--- BEGIN DATA LINES ---

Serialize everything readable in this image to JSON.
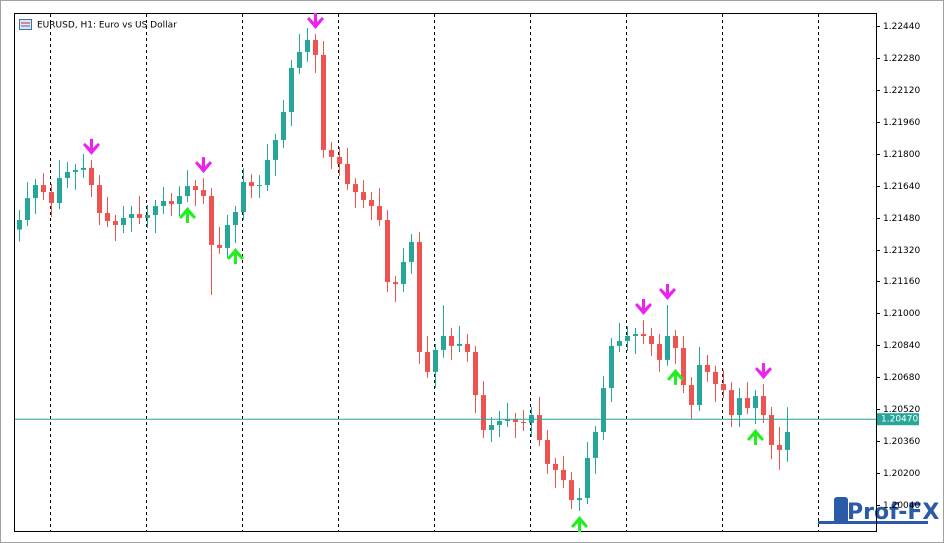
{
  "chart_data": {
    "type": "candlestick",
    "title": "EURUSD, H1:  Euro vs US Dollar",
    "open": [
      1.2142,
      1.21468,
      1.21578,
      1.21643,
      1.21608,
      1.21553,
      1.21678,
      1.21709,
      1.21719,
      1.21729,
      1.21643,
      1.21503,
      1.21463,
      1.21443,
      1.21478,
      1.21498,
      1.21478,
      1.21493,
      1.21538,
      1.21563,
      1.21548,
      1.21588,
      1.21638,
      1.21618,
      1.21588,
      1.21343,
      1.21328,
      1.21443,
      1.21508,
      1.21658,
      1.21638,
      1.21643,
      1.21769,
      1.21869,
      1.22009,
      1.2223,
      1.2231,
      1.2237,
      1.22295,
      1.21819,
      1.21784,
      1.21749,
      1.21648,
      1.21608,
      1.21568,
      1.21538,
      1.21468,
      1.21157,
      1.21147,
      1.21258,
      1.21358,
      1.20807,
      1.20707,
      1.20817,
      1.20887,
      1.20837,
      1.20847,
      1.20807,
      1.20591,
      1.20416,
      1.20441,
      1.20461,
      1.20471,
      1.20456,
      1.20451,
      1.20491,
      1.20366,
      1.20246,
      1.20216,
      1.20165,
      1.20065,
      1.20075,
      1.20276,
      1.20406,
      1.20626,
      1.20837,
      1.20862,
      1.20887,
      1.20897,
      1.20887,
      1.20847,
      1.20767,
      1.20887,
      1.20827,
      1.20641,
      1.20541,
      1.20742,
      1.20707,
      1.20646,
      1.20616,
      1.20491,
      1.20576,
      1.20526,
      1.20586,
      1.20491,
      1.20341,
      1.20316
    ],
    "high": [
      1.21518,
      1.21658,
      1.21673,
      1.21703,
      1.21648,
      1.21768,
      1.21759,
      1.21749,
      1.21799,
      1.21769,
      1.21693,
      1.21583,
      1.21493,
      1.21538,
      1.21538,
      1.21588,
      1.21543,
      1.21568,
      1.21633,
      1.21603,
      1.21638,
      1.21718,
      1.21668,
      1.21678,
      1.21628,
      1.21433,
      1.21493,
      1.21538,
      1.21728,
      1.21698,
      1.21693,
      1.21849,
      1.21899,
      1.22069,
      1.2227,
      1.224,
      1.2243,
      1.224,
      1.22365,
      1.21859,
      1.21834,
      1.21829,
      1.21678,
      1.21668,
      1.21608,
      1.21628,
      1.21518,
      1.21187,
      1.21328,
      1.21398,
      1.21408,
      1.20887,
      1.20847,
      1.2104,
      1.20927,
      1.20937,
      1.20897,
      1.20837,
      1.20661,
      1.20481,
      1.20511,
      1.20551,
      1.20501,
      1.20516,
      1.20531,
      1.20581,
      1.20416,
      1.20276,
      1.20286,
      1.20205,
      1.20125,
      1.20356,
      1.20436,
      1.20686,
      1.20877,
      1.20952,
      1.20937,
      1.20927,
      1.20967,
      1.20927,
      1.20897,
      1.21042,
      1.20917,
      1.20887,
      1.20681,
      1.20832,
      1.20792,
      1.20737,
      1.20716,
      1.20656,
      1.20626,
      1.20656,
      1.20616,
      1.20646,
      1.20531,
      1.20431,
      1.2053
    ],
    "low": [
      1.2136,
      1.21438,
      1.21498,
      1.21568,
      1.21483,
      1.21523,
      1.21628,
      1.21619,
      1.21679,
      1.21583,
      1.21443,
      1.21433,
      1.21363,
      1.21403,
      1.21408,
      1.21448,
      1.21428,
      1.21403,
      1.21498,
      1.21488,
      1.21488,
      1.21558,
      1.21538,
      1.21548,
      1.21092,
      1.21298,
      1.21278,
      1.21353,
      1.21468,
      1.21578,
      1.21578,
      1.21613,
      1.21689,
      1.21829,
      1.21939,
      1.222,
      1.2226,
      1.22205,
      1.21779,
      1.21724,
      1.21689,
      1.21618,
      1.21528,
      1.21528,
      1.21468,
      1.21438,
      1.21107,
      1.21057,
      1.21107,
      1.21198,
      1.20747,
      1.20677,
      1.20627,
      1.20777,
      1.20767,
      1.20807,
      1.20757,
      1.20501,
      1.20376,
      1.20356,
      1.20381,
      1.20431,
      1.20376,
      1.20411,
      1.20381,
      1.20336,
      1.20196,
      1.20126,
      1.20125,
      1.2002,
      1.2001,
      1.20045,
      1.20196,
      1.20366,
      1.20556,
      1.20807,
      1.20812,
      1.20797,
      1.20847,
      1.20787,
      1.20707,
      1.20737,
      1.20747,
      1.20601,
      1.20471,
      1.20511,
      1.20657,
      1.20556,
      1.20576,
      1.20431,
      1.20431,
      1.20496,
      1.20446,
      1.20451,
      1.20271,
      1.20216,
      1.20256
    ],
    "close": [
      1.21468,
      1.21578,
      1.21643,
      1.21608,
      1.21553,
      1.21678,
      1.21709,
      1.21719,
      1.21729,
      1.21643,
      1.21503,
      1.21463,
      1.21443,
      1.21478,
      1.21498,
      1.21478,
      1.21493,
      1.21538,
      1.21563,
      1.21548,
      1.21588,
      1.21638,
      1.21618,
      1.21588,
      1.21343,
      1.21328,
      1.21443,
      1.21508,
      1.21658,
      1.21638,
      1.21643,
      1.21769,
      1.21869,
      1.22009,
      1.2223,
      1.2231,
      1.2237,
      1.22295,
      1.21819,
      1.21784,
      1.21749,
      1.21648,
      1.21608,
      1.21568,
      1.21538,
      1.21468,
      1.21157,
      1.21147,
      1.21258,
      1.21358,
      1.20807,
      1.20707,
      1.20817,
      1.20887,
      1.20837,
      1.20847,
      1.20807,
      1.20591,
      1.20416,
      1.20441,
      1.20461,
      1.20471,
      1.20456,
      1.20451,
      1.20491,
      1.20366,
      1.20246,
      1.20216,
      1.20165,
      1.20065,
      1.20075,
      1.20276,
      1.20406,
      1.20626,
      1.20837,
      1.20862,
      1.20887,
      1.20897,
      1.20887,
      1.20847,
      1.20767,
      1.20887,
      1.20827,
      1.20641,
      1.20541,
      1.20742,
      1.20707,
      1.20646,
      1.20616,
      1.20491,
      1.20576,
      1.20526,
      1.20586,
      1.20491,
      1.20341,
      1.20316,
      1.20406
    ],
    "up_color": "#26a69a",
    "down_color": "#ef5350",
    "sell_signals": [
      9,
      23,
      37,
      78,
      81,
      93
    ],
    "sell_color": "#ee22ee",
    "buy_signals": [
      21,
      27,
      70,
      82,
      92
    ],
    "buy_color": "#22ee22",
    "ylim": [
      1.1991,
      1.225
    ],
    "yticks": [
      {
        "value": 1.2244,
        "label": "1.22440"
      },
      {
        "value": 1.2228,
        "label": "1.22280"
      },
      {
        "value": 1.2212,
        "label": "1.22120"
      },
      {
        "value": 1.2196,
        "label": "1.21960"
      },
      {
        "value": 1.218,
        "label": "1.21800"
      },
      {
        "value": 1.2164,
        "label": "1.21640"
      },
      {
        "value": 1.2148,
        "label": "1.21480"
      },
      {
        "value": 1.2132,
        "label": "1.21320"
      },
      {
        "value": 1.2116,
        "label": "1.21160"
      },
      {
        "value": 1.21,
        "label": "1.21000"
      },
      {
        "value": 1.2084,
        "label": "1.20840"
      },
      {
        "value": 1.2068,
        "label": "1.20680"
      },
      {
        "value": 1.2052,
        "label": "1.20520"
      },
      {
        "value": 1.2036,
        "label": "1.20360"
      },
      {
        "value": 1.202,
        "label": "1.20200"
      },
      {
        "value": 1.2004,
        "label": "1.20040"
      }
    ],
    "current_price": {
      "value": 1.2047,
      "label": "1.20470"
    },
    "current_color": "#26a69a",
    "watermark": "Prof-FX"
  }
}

--- END DATA LINES ---

WHAT THE TASK ASKS: Repeat the material above word for word and skip every image in it.

TASK OUTPUT:
Serialize everything readable in this image to JSON.
{
  "chart_data": {
    "type": "candlestick",
    "title": "EURUSD, H1:  Euro vs US Dollar",
    "open": [
      1.2142,
      1.21468,
      1.21578,
      1.21643,
      1.21608,
      1.21553,
      1.21678,
      1.21709,
      1.21719,
      1.21729,
      1.21643,
      1.21503,
      1.21463,
      1.21443,
      1.21478,
      1.21498,
      1.21478,
      1.21493,
      1.21538,
      1.21563,
      1.21548,
      1.21588,
      1.21638,
      1.21618,
      1.21588,
      1.21343,
      1.21328,
      1.21443,
      1.21508,
      1.21658,
      1.21638,
      1.21643,
      1.21769,
      1.21869,
      1.22009,
      1.2223,
      1.2231,
      1.2237,
      1.22295,
      1.21819,
      1.21784,
      1.21749,
      1.21648,
      1.21608,
      1.21568,
      1.21538,
      1.21468,
      1.21157,
      1.21147,
      1.21258,
      1.21358,
      1.20807,
      1.20707,
      1.20817,
      1.20887,
      1.20837,
      1.20847,
      1.20807,
      1.20591,
      1.20416,
      1.20441,
      1.20461,
      1.20471,
      1.20456,
      1.20451,
      1.20491,
      1.20366,
      1.20246,
      1.20216,
      1.20165,
      1.20065,
      1.20075,
      1.20276,
      1.20406,
      1.20626,
      1.20837,
      1.20862,
      1.20887,
      1.20897,
      1.20887,
      1.20847,
      1.20767,
      1.20887,
      1.20827,
      1.20641,
      1.20541,
      1.20742,
      1.20707,
      1.20646,
      1.20616,
      1.20491,
      1.20576,
      1.20526,
      1.20586,
      1.20491,
      1.20341,
      1.20316
    ],
    "high": [
      1.21518,
      1.21658,
      1.21673,
      1.21703,
      1.21648,
      1.21768,
      1.21759,
      1.21749,
      1.21799,
      1.21769,
      1.21693,
      1.21583,
      1.21493,
      1.21538,
      1.21538,
      1.21588,
      1.21543,
      1.21568,
      1.21633,
      1.21603,
      1.21638,
      1.21718,
      1.21668,
      1.21678,
      1.21628,
      1.21433,
      1.21493,
      1.21538,
      1.21728,
      1.21698,
      1.21693,
      1.21849,
      1.21899,
      1.22069,
      1.2227,
      1.224,
      1.2243,
      1.224,
      1.22365,
      1.21859,
      1.21834,
      1.21829,
      1.21678,
      1.21668,
      1.21608,
      1.21628,
      1.21518,
      1.21187,
      1.21328,
      1.21398,
      1.21408,
      1.20887,
      1.20847,
      1.2104,
      1.20927,
      1.20937,
      1.20897,
      1.20837,
      1.20661,
      1.20481,
      1.20511,
      1.20551,
      1.20501,
      1.20516,
      1.20531,
      1.20581,
      1.20416,
      1.20276,
      1.20286,
      1.20205,
      1.20125,
      1.20356,
      1.20436,
      1.20686,
      1.20877,
      1.20952,
      1.20937,
      1.20927,
      1.20967,
      1.20927,
      1.20897,
      1.21042,
      1.20917,
      1.20887,
      1.20681,
      1.20832,
      1.20792,
      1.20737,
      1.20716,
      1.20656,
      1.20626,
      1.20656,
      1.20616,
      1.20646,
      1.20531,
      1.20431,
      1.2053
    ],
    "low": [
      1.2136,
      1.21438,
      1.21498,
      1.21568,
      1.21483,
      1.21523,
      1.21628,
      1.21619,
      1.21679,
      1.21583,
      1.21443,
      1.21433,
      1.21363,
      1.21403,
      1.21408,
      1.21448,
      1.21428,
      1.21403,
      1.21498,
      1.21488,
      1.21488,
      1.21558,
      1.21538,
      1.21548,
      1.21092,
      1.21298,
      1.21278,
      1.21353,
      1.21468,
      1.21578,
      1.21578,
      1.21613,
      1.21689,
      1.21829,
      1.21939,
      1.222,
      1.2226,
      1.22205,
      1.21779,
      1.21724,
      1.21689,
      1.21618,
      1.21528,
      1.21528,
      1.21468,
      1.21438,
      1.21107,
      1.21057,
      1.21107,
      1.21198,
      1.20747,
      1.20677,
      1.20627,
      1.20777,
      1.20767,
      1.20807,
      1.20757,
      1.20501,
      1.20376,
      1.20356,
      1.20381,
      1.20431,
      1.20376,
      1.20411,
      1.20381,
      1.20336,
      1.20196,
      1.20126,
      1.20125,
      1.2002,
      1.2001,
      1.20045,
      1.20196,
      1.20366,
      1.20556,
      1.20807,
      1.20812,
      1.20797,
      1.20847,
      1.20787,
      1.20707,
      1.20737,
      1.20747,
      1.20601,
      1.20471,
      1.20511,
      1.20657,
      1.20556,
      1.20576,
      1.20431,
      1.20431,
      1.20496,
      1.20446,
      1.20451,
      1.20271,
      1.20216,
      1.20256
    ],
    "close": [
      1.21468,
      1.21578,
      1.21643,
      1.21608,
      1.21553,
      1.21678,
      1.21709,
      1.21719,
      1.21729,
      1.21643,
      1.21503,
      1.21463,
      1.21443,
      1.21478,
      1.21498,
      1.21478,
      1.21493,
      1.21538,
      1.21563,
      1.21548,
      1.21588,
      1.21638,
      1.21618,
      1.21588,
      1.21343,
      1.21328,
      1.21443,
      1.21508,
      1.21658,
      1.21638,
      1.21643,
      1.21769,
      1.21869,
      1.22009,
      1.2223,
      1.2231,
      1.2237,
      1.22295,
      1.21819,
      1.21784,
      1.21749,
      1.21648,
      1.21608,
      1.21568,
      1.21538,
      1.21468,
      1.21157,
      1.21147,
      1.21258,
      1.21358,
      1.20807,
      1.20707,
      1.20817,
      1.20887,
      1.20837,
      1.20847,
      1.20807,
      1.20591,
      1.20416,
      1.20441,
      1.20461,
      1.20471,
      1.20456,
      1.20451,
      1.20491,
      1.20366,
      1.20246,
      1.20216,
      1.20165,
      1.20065,
      1.20075,
      1.20276,
      1.20406,
      1.20626,
      1.20837,
      1.20862,
      1.20887,
      1.20897,
      1.20887,
      1.20847,
      1.20767,
      1.20887,
      1.20827,
      1.20641,
      1.20541,
      1.20742,
      1.20707,
      1.20646,
      1.20616,
      1.20491,
      1.20576,
      1.20526,
      1.20586,
      1.20491,
      1.20341,
      1.20316,
      1.20406
    ],
    "up_color": "#26a69a",
    "down_color": "#ef5350",
    "sell_signals": [
      9,
      23,
      37,
      78,
      81,
      93
    ],
    "sell_color": "#ee22ee",
    "buy_signals": [
      21,
      27,
      70,
      82,
      92
    ],
    "buy_color": "#22ee22",
    "ylim": [
      1.1991,
      1.225
    ],
    "yticks": [
      {
        "value": 1.2244,
        "label": "1.22440"
      },
      {
        "value": 1.2228,
        "label": "1.22280"
      },
      {
        "value": 1.2212,
        "label": "1.22120"
      },
      {
        "value": 1.2196,
        "label": "1.21960"
      },
      {
        "value": 1.218,
        "label": "1.21800"
      },
      {
        "value": 1.2164,
        "label": "1.21640"
      },
      {
        "value": 1.2148,
        "label": "1.21480"
      },
      {
        "value": 1.2132,
        "label": "1.21320"
      },
      {
        "value": 1.2116,
        "label": "1.21160"
      },
      {
        "value": 1.21,
        "label": "1.21000"
      },
      {
        "value": 1.2084,
        "label": "1.20840"
      },
      {
        "value": 1.2068,
        "label": "1.20680"
      },
      {
        "value": 1.2052,
        "label": "1.20520"
      },
      {
        "value": 1.2036,
        "label": "1.20360"
      },
      {
        "value": 1.202,
        "label": "1.20200"
      },
      {
        "value": 1.2004,
        "label": "1.20040"
      }
    ],
    "current_price": {
      "value": 1.2047,
      "label": "1.20470"
    },
    "current_color": "#26a69a",
    "watermark": "Prof-FX"
  }
}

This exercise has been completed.